DATA SHOWN:
————————

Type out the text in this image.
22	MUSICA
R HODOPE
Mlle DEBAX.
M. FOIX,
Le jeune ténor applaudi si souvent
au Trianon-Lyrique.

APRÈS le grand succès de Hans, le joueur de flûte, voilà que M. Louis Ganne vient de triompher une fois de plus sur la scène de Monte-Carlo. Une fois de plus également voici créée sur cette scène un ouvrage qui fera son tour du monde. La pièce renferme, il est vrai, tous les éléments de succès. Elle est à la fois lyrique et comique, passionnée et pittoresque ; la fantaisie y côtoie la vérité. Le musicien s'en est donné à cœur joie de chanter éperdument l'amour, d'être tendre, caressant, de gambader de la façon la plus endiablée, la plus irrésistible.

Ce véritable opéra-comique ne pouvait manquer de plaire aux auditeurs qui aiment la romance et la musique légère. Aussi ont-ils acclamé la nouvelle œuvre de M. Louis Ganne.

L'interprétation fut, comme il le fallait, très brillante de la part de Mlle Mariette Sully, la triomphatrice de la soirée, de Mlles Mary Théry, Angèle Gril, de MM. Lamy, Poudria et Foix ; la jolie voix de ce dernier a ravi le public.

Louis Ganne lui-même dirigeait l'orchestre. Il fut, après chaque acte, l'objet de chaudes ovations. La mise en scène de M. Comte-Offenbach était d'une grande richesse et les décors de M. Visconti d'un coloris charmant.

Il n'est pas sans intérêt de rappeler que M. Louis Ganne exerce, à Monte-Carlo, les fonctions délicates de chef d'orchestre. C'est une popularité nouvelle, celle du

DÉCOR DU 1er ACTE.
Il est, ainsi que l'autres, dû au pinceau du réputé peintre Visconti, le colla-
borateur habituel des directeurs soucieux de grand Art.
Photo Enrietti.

————————

Take the records above and return them exactly as written.

Type out the text in this image.
22	MUSICA
R HODOPE
Mlle DEBAX.
M. FOIX,
Le jeune ténor applaudi si souvent
au Trianon-Lyrique.

APRÈS le grand succès de Hans, le joueur de flûte, voilà que M. Louis Ganne vient de triompher une fois de plus sur la scène de Monte-Carlo. Une fois de plus également voici créée sur cette scène un ouvrage qui fera son tour du monde. La pièce renferme, il est vrai, tous les éléments de succès. Elle est à la fois lyrique et comique, passionnée et pittoresque ; la fantaisie y côtoie la vérité. Le musicien s'en est donné à cœur joie de chanter éperdument l'amour, d'être tendre, caressant, de gambader de la façon la plus endiablée, la plus irrésistible.

Ce véritable opéra-comique ne pouvait manquer de plaire aux auditeurs qui aiment la romance et la musique légère. Aussi ont-ils acclamé la nouvelle œuvre de M. Louis Ganne.

L'interprétation fut, comme il le fallait, très brillante de la part de Mlle Mariette Sully, la triomphatrice de la soirée, de Mlles Mary Théry, Angèle Gril, de MM. Lamy, Poudria et Foix ; la jolie voix de ce dernier a ravi le public.

Louis Ganne lui-même dirigeait l'orchestre. Il fut, après chaque acte, l'objet de chaudes ovations. La mise en scène de M. Comte-Offenbach était d'une grande richesse et les décors de M. Visconti d'un coloris charmant.

Il n'est pas sans intérêt de rappeler que M. Louis Ganne exerce, à Monte-Carlo, les fonctions délicates de chef d'orchestre. C'est une popularité nouvelle, celle du

DÉCOR DU 1er ACTE.
Il est, ainsi que l'autres, dû au pinceau du réputé peintre Visconti, le colla-
borateur habituel des directeurs soucieux de grand Art.
Photo Enrietti.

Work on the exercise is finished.